Copy each line with the word "title" in it.

Data extract =>

■ ■ ■ ■ ■

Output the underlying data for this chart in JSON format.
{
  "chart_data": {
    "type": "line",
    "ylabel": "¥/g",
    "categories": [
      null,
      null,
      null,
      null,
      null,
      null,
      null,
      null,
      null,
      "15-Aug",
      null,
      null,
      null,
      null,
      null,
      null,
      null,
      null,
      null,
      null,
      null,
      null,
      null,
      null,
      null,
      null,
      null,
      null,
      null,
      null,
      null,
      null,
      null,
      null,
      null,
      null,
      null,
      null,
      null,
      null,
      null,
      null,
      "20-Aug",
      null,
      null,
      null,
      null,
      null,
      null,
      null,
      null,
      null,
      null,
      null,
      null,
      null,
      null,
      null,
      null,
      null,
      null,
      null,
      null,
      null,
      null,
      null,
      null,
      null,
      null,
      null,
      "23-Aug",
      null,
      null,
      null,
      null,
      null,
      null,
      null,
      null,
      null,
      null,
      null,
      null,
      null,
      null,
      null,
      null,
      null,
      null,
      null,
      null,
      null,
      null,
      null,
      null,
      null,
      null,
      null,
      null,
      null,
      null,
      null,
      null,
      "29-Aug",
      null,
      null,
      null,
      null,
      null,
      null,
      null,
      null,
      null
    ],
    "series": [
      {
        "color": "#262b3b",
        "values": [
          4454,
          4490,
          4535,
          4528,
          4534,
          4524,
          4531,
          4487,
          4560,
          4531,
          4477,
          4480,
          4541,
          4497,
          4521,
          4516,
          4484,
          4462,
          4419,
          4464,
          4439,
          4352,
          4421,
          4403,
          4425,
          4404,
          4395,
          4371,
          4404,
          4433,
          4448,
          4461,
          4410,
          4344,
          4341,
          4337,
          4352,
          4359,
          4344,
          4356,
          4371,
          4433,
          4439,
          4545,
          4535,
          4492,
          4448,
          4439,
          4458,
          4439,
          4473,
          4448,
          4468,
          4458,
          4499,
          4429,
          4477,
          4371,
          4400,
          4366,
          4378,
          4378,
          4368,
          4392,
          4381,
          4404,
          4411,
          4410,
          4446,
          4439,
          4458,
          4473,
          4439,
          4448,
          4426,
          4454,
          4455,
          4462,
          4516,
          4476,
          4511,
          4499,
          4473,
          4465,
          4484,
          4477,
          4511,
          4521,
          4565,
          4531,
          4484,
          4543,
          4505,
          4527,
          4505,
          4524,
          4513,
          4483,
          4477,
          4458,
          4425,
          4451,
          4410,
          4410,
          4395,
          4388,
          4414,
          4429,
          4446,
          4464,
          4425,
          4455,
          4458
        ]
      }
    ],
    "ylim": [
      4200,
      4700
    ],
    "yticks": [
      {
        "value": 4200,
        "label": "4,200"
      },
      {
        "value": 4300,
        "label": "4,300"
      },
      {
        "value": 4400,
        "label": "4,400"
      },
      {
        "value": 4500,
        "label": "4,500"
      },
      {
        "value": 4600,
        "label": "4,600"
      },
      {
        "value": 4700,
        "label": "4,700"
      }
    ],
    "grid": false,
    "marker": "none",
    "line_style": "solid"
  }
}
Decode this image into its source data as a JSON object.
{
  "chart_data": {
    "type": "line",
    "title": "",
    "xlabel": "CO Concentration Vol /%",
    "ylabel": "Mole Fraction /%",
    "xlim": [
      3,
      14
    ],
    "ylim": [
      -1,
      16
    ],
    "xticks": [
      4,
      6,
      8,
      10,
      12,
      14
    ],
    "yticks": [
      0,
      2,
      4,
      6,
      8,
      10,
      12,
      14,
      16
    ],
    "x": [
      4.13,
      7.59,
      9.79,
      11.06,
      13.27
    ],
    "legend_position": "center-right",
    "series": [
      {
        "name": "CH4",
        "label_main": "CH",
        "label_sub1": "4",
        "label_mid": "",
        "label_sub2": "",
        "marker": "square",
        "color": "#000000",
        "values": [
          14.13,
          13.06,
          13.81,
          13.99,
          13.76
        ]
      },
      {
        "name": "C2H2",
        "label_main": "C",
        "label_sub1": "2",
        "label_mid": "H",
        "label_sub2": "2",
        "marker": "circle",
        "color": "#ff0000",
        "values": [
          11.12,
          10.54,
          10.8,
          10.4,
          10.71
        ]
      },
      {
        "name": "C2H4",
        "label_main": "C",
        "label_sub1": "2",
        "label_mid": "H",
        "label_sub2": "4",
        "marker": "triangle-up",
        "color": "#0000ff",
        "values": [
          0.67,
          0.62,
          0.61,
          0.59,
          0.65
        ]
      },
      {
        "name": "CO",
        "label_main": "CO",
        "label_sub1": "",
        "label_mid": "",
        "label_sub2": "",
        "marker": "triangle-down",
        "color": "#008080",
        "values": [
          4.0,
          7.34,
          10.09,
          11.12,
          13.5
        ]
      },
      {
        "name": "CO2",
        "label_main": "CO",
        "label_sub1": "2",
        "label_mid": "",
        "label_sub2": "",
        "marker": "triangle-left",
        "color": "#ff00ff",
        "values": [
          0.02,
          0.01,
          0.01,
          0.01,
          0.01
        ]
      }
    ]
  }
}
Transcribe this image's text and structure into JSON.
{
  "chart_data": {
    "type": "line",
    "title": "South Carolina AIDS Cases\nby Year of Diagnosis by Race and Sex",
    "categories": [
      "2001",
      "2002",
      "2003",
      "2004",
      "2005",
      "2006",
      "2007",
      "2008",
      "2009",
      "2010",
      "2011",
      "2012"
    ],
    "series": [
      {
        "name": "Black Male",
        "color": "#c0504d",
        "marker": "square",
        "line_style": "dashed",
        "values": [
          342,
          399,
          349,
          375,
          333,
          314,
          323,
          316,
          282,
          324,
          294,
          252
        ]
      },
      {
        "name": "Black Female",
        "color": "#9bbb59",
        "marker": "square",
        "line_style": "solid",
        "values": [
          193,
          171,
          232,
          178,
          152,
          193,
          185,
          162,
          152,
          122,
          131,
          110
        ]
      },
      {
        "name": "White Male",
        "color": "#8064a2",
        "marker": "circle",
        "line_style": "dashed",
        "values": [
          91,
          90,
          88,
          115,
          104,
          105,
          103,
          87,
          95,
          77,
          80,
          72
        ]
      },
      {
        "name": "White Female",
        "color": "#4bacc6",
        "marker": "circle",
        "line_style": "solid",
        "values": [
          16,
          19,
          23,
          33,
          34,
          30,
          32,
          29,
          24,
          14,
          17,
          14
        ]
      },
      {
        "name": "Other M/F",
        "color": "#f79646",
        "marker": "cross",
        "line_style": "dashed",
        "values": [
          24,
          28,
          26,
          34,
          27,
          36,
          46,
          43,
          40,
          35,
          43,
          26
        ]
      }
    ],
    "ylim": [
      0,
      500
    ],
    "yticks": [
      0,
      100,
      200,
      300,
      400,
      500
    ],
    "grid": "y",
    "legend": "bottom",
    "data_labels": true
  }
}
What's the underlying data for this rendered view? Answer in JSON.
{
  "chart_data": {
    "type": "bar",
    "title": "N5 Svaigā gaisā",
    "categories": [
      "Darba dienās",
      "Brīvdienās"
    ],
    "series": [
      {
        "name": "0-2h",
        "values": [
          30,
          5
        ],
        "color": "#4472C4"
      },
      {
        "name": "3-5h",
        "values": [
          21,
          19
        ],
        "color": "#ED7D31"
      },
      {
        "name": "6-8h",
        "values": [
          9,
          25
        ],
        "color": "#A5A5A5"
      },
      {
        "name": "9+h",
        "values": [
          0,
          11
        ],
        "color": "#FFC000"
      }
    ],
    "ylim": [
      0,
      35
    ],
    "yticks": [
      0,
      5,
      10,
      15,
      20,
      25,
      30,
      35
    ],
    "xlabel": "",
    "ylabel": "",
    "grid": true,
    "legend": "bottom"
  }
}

■ ■ ■ ■ ■

Written response =>
    "title": "",
    "title": "South Carolina AIDS Cases\nby Year of Diagnosis by Race and Sex",
    "title": "N5 Svaigā gaisā",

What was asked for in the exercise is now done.